**** THE DATA ****

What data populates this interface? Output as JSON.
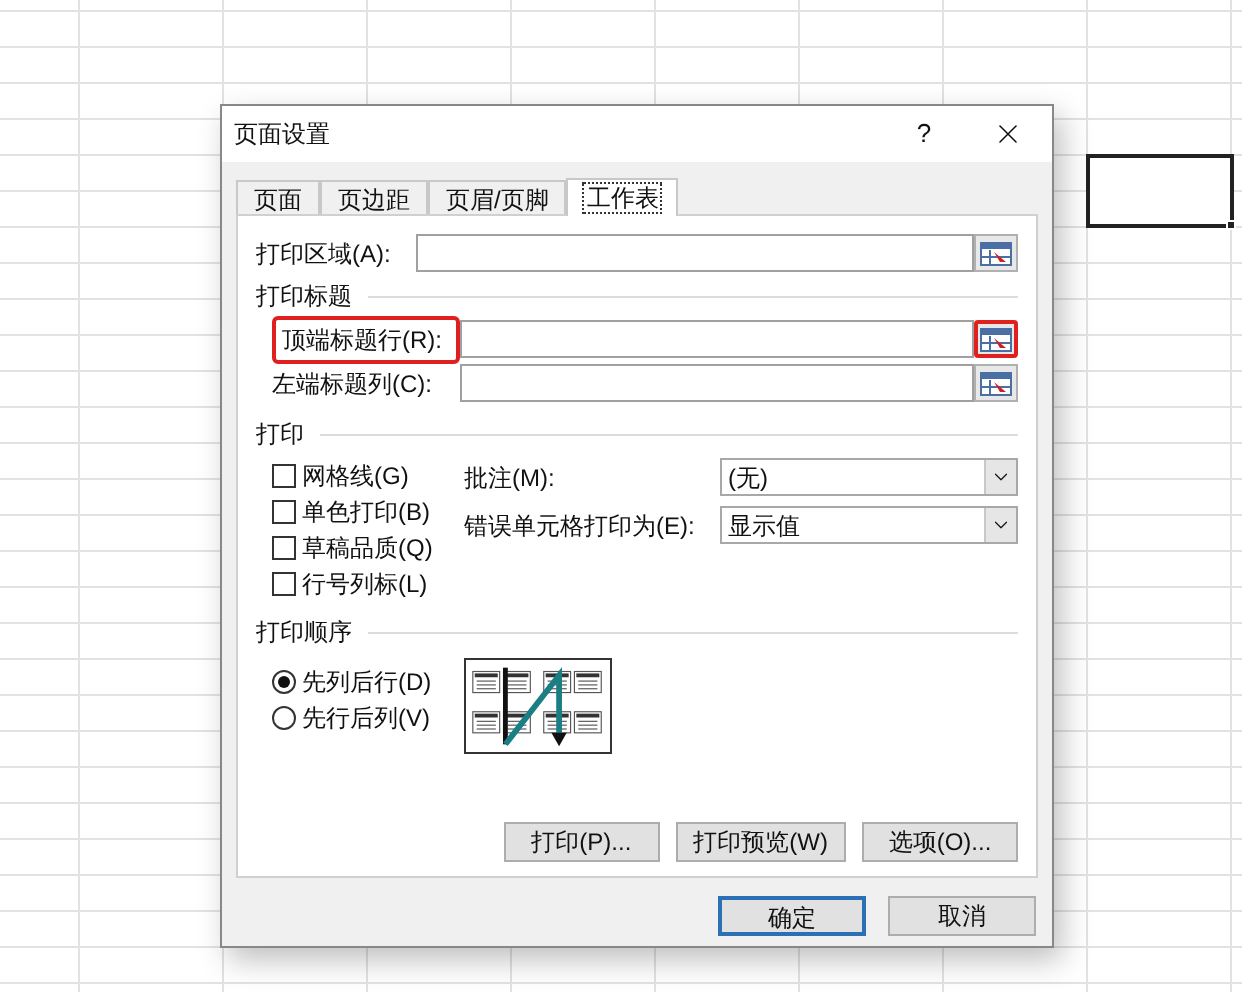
{
  "window": {
    "title": "页面设置",
    "help": "?"
  },
  "tabs": [
    {
      "label": "页面",
      "selected": false
    },
    {
      "label": "页边距",
      "selected": false
    },
    {
      "label": "页眉/页脚",
      "selected": false
    },
    {
      "label": "工作表",
      "selected": true
    }
  ],
  "print_area": {
    "label": "打印区域(A):",
    "highlighted": false
  },
  "print_titles": {
    "heading": "打印标题",
    "fields": [
      {
        "label": "顶端标题行(R):",
        "highlighted": true
      },
      {
        "label": "左端标题列(C):",
        "highlighted": false
      }
    ]
  },
  "print": {
    "heading": "打印",
    "options": [
      {
        "label": "网格线(G)",
        "checked": false
      },
      {
        "label": "单色打印(B)",
        "checked": false
      },
      {
        "label": "草稿品质(Q)",
        "checked": false
      },
      {
        "label": "行号列标(L)",
        "checked": false
      }
    ],
    "selects": [
      {
        "label": "批注(M):",
        "value": "(无)"
      },
      {
        "label": "错误单元格打印为(E):",
        "value": "显示值"
      }
    ]
  },
  "page_order": {
    "heading": "打印顺序",
    "options": [
      {
        "label": "先列后行(D)",
        "selected": true
      },
      {
        "label": "先行后列(V)",
        "selected": false
      }
    ]
  },
  "action_buttons": [
    "打印(P)...",
    "打印预览(W)",
    "选项(O)..."
  ],
  "dialog_buttons": [
    {
      "label": "确定",
      "default": true
    },
    {
      "label": "取消",
      "default": false
    }
  ]
}
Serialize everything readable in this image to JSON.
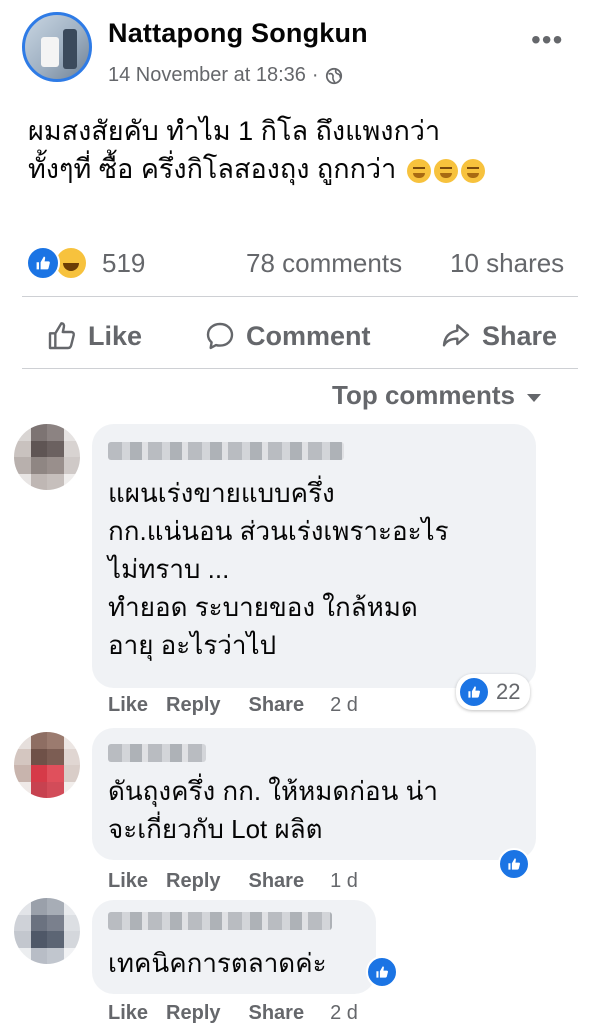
{
  "post": {
    "author": "Nattapong Songkun",
    "timestamp": "14 November at 18:36",
    "visibility_icon": "globe-icon",
    "text_lines": [
      "ผมสงสัยคับ ทำไม 1 กิโล ถึงแพงกว่า",
      "ทั้งๆที่ ซื้อ ครึ่งกิโลสองถุง ถูกกว่า"
    ],
    "trailing_emoji": [
      "thinking-face",
      "thinking-face",
      "thinking-face"
    ]
  },
  "stats": {
    "reactions": "519",
    "comments": "78 comments",
    "shares": "10 shares",
    "reaction_icons": [
      "like",
      "haha"
    ]
  },
  "actions": {
    "like": "Like",
    "comment": "Comment",
    "share": "Share"
  },
  "sort": {
    "label": "Top comments"
  },
  "comments": [
    {
      "lines": [
        "แผนเร่งขายแบบครึ่ง",
        "กก.แน่นอน ส่วนเร่งเพราะอะไร",
        "ไม่ทราบ ...",
        "ทำยอด ระบายของ ใกล้หมด",
        "อายุ อะไรว่าไป"
      ],
      "like": "Like",
      "reply": "Reply",
      "share": "Share",
      "time": "2 d",
      "reactions": "22"
    },
    {
      "lines": [
        "ดันถุงครึ่ง กก. ให้หมดก่อน น่า",
        "จะเกี่ยวกับ Lot ผลิต"
      ],
      "like": "Like",
      "reply": "Reply",
      "share": "Share",
      "time": "1 d"
    },
    {
      "lines": [
        "เทคนิคการตลาดค่ะ"
      ],
      "like": "Like",
      "reply": "Reply",
      "share": "Share",
      "time": "2 d"
    }
  ],
  "colors": {
    "brand_blue": "#1b74e4",
    "secondary_text": "#65676b",
    "bubble": "#f0f2f5"
  }
}
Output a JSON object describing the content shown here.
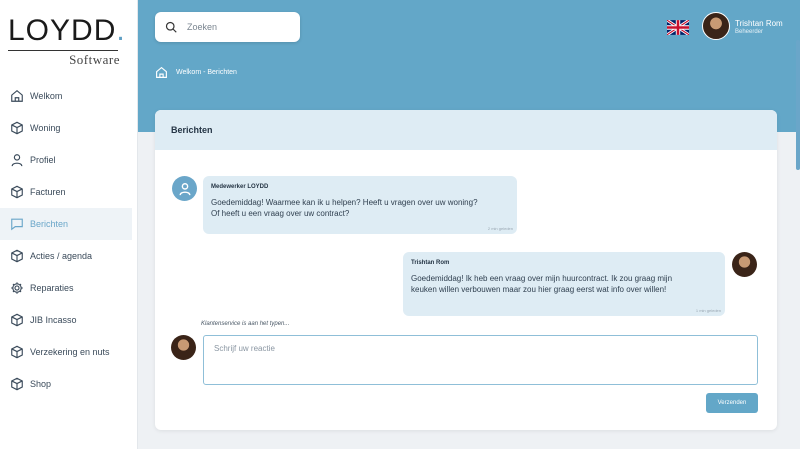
{
  "brand": {
    "logo_main": "LOYDD",
    "logo_dot": ".",
    "logo_sub": "Software",
    "accent": "#5f9fc4"
  },
  "sidebar": {
    "items": [
      {
        "label": "Welkom",
        "icon": "home-icon"
      },
      {
        "label": "Woning",
        "icon": "box-icon"
      },
      {
        "label": "Profiel",
        "icon": "user-icon"
      },
      {
        "label": "Facturen",
        "icon": "box-icon"
      },
      {
        "label": "Berichten",
        "icon": "message-icon",
        "active": true
      },
      {
        "label": "Acties / agenda",
        "icon": "box-icon"
      },
      {
        "label": "Reparaties",
        "icon": "gear-icon"
      },
      {
        "label": "JIB Incasso",
        "icon": "box-icon"
      },
      {
        "label": "Verzekering en nuts",
        "icon": "box-icon"
      },
      {
        "label": "Shop",
        "icon": "box-icon"
      }
    ]
  },
  "header": {
    "search_placeholder": "Zoeken",
    "language_flag": "uk-flag-icon",
    "user": {
      "name": "Trishtan Rom",
      "role": "Beheerder"
    },
    "breadcrumb": "Welkom - Berichten",
    "band_color": "#63a7c8"
  },
  "messages": {
    "title": "Berichten",
    "items": [
      {
        "sender": "Medewerker LOYDD",
        "text_line1": "Goedemiddag! Waarmee kan ik u helpen? Heeft u vragen over uw woning?",
        "text_line2": "Of heeft u een vraag over uw contract?",
        "time": "2 min geleden"
      },
      {
        "sender": "Trishtan Rom",
        "text_line1": "Goedemiddag! Ik heb een vraag over mijn huurcontract. Ik zou graag mijn",
        "text_line2": "keuken willen verbouwen maar zou hier graag eerst wat info over willen!",
        "time": "1 min geleden"
      }
    ],
    "typing_indicator": "Klantenservice is aan het typen...",
    "compose_placeholder": "Schrijf uw reactie",
    "send_label": "Verzenden"
  }
}
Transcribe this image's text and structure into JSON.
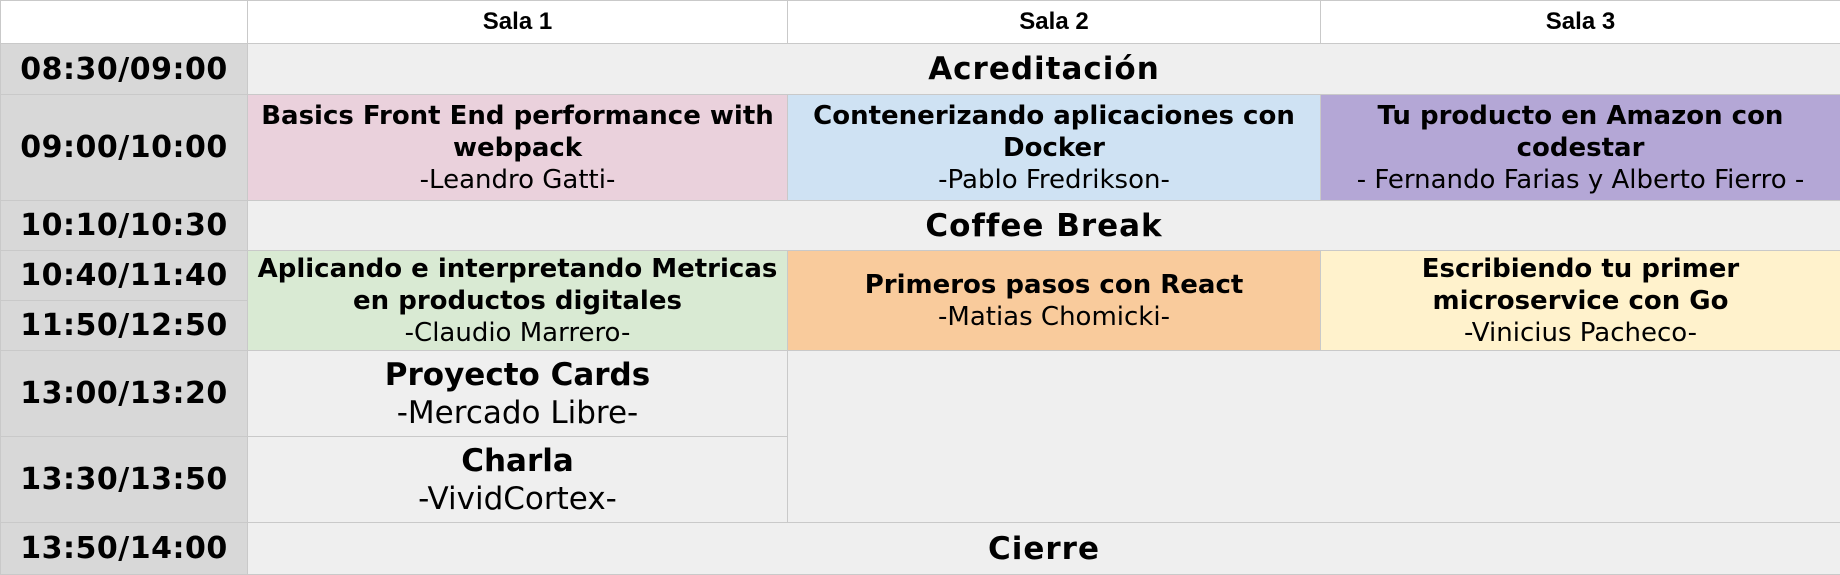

****

INSTRUCTIONS TO FOLLOW - Pictures don't belong in the copy. Transcribe every record exactly as it appears.

EXERCISE RESPONSE -
What data populates this interface? Output as JSON.
{
  "window": {
    "title": "页面设置",
    "help": "?"
  },
  "tabs": [
    {
      "label": "页面",
      "selected": false
    },
    {
      "label": "页边距",
      "selected": false
    },
    {
      "label": "页眉/页脚",
      "selected": false
    },
    {
      "label": "工作表",
      "selected": true
    }
  ],
  "print_area": {
    "label": "打印区域(A):",
    "highlighted": false
  },
  "print_titles": {
    "heading": "打印标题",
    "fields": [
      {
        "label": "顶端标题行(R):",
        "highlighted": true
      },
      {
        "label": "左端标题列(C):",
        "highlighted": false
      }
    ]
  },
  "print": {
    "heading": "打印",
    "options": [
      {
        "label": "网格线(G)",
        "checked": false
      },
      {
        "label": "单色打印(B)",
        "checked": false
      },
      {
        "label": "草稿品质(Q)",
        "checked": false
      },
      {
        "label": "行号列标(L)",
        "checked": false
      }
    ],
    "selects": [
      {
        "label": "批注(M):",
        "value": "(无)"
      },
      {
        "label": "错误单元格打印为(E):",
        "value": "显示值"
      }
    ]
  },
  "page_order": {
    "heading": "打印顺序",
    "options": [
      {
        "label": "先列后行(D)",
        "selected": true
      },
      {
        "label": "先行后列(V)",
        "selected": false
      }
    ]
  },
  "action_buttons": [
    "打印(P)...",
    "打印预览(W)",
    "选项(O)..."
  ],
  "dialog_buttons": [
    {
      "label": "确定",
      "default": true
    },
    {
      "label": "取消",
      "default": false
    }
  ]
}
Serialize everything readable in this image to JSON.
{
  "post": {
    "author": "Nattapong Songkun",
    "timestamp": "14 November at 18:36",
    "visibility_icon": "globe-icon",
    "text_lines": [
      "ผมสงสัยคับ ทำไม 1 กิโล ถึงแพงกว่า",
      "ทั้งๆที่ ซื้อ ครึ่งกิโลสองถุง ถูกกว่า"
    ],
    "trailing_emoji": [
      "thinking-face",
      "thinking-face",
      "thinking-face"
    ]
  },
  "stats": {
    "reactions": "519",
    "comments": "78 comments",
    "shares": "10 shares",
    "reaction_icons": [
      "like",
      "haha"
    ]
  },
  "actions": {
    "like": "Like",
    "comment": "Comment",
    "share": "Share"
  },
  "sort": {
    "label": "Top comments"
  },
  "comments": [
    {
      "lines": [
        "แผนเร่งขายแบบครึ่ง",
        "กก.แน่นอน ส่วนเร่งเพราะอะไร",
        "ไม่ทราบ ...",
        "ทำยอด ระบายของ ใกล้หมด",
        "อายุ อะไรว่าไป"
      ],
      "like": "Like",
      "reply": "Reply",
      "share": "Share",
      "time": "2 d",
      "reactions": "22"
    },
    {
      "lines": [
        "ดันถุงครึ่ง กก. ให้หมดก่อน น่า",
        "จะเกี่ยวกับ Lot ผลิต"
      ],
      "like": "Like",
      "reply": "Reply",
      "share": "Share",
      "time": "1 d"
    },
    {
      "lines": [
        "เทคนิคการตลาดค่ะ"
      ],
      "like": "Like",
      "reply": "Reply",
      "share": "Share",
      "time": "2 d"
    }
  ],
  "colors": {
    "brand_blue": "#1b74e4",
    "secondary_text": "#65676b",
    "bubble": "#f0f2f5"
  }
}
Output a JSON object describing the content shown here.
{
  "brand": {
    "logo_main": "LOYDD",
    "logo_dot": ".",
    "logo_sub": "Software",
    "accent": "#5f9fc4"
  },
  "sidebar": {
    "items": [
      {
        "label": "Welkom",
        "icon": "home-icon"
      },
      {
        "label": "Woning",
        "icon": "box-icon"
      },
      {
        "label": "Profiel",
        "icon": "user-icon"
      },
      {
        "label": "Facturen",
        "icon": "box-icon"
      },
      {
        "label": "Berichten",
        "icon": "message-icon",
        "active": true
      },
      {
        "label": "Acties / agenda",
        "icon": "box-icon"
      },
      {
        "label": "Reparaties",
        "icon": "gear-icon"
      },
      {
        "label": "JIB Incasso",
        "icon": "box-icon"
      },
      {
        "label": "Verzekering en nuts",
        "icon": "box-icon"
      },
      {
        "label": "Shop",
        "icon": "box-icon"
      }
    ]
  },
  "header": {
    "search_placeholder": "Zoeken",
    "language_flag": "uk-flag-icon",
    "user": {
      "name": "Trishtan Rom",
      "role": "Beheerder"
    },
    "breadcrumb": "Welkom - Berichten",
    "band_color": "#63a7c8"
  },
  "messages": {
    "title": "Berichten",
    "items": [
      {
        "sender": "Medewerker LOYDD",
        "text_line1": "Goedemiddag! Waarmee kan ik u helpen? Heeft u vragen over uw woning?",
        "text_line2": "Of heeft u een vraag over uw contract?",
        "time": "2 min geleden"
      },
      {
        "sender": "Trishtan Rom",
        "text_line1": "Goedemiddag! Ik heb een vraag over mijn huurcontract. Ik zou graag mijn",
        "text_line2": "keuken willen verbouwen maar zou hier graag eerst wat info over willen!",
        "time": "1 min geleden"
      }
    ],
    "typing_indicator": "Klantenservice is aan het typen...",
    "compose_placeholder": "Schrijf uw reactie",
    "send_label": "Verzenden"
  }
}
Transcribe this image's text and structure into JSON.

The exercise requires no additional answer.